--- begin Provided material ---

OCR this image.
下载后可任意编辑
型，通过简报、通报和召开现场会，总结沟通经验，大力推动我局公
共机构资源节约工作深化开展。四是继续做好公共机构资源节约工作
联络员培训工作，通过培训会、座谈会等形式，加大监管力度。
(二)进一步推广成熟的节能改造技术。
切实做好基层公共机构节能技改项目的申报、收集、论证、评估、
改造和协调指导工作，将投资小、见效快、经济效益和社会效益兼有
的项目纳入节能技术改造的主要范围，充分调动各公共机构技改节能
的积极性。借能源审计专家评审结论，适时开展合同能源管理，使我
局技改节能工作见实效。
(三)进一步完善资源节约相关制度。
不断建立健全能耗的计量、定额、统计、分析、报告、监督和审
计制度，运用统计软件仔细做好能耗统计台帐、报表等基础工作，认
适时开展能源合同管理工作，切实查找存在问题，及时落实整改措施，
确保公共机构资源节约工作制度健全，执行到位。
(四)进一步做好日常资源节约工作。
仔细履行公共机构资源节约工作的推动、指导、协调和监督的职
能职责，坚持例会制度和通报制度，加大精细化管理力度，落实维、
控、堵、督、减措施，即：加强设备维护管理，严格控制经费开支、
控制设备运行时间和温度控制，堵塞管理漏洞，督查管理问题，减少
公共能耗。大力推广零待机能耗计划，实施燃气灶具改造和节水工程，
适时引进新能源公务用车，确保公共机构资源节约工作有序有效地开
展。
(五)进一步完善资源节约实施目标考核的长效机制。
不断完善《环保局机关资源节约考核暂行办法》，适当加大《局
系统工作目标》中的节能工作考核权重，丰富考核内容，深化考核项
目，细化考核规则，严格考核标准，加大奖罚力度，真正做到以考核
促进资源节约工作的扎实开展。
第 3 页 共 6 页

--- end Provided material ---

◆ **Job**
Repeat the data exactly. Leave nothing out.

◆ **Final result**
OCR this image.
下载后可任意编辑
型，通过简报、通报和召开现场会，总结沟通经验，大力推动我局公
共机构资源节约工作深化开展。四是继续做好公共机构资源节约工作
联络员培训工作，通过培训会、座谈会等形式，加大监管力度。
(二)进一步推广成熟的节能改造技术。
切实做好基层公共机构节能技改项目的申报、收集、论证、评估、
改造和协调指导工作，将投资小、见效快、经济效益和社会效益兼有
的项目纳入节能技术改造的主要范围，充分调动各公共机构技改节能
的积极性。借能源审计专家评审结论，适时开展合同能源管理，使我
局技改节能工作见实效。
(三)进一步完善资源节约相关制度。
不断建立健全能耗的计量、定额、统计、分析、报告、监督和审
计制度，运用统计软件仔细做好能耗统计台帐、报表等基础工作，认
适时开展能源合同管理工作，切实查找存在问题，及时落实整改措施，
确保公共机构资源节约工作制度健全，执行到位。
(四)进一步做好日常资源节约工作。
仔细履行公共机构资源节约工作的推动、指导、协调和监督的职
能职责，坚持例会制度和通报制度，加大精细化管理力度，落实维、
控、堵、督、减措施，即：加强设备维护管理，严格控制经费开支、
控制设备运行时间和温度控制，堵塞管理漏洞，督查管理问题，减少
公共能耗。大力推广零待机能耗计划，实施燃气灶具改造和节水工程，
适时引进新能源公务用车，确保公共机构资源节约工作有序有效地开
展。
(五)进一步完善资源节约实施目标考核的长效机制。
不断完善《环保局机关资源节约考核暂行办法》，适当加大《局
系统工作目标》中的节能工作考核权重，丰富考核内容，深化考核项
目，细化考核规则，严格考核标准，加大奖罚力度，真正做到以考核
促进资源节约工作的扎实开展。
第 3 页 共 6 页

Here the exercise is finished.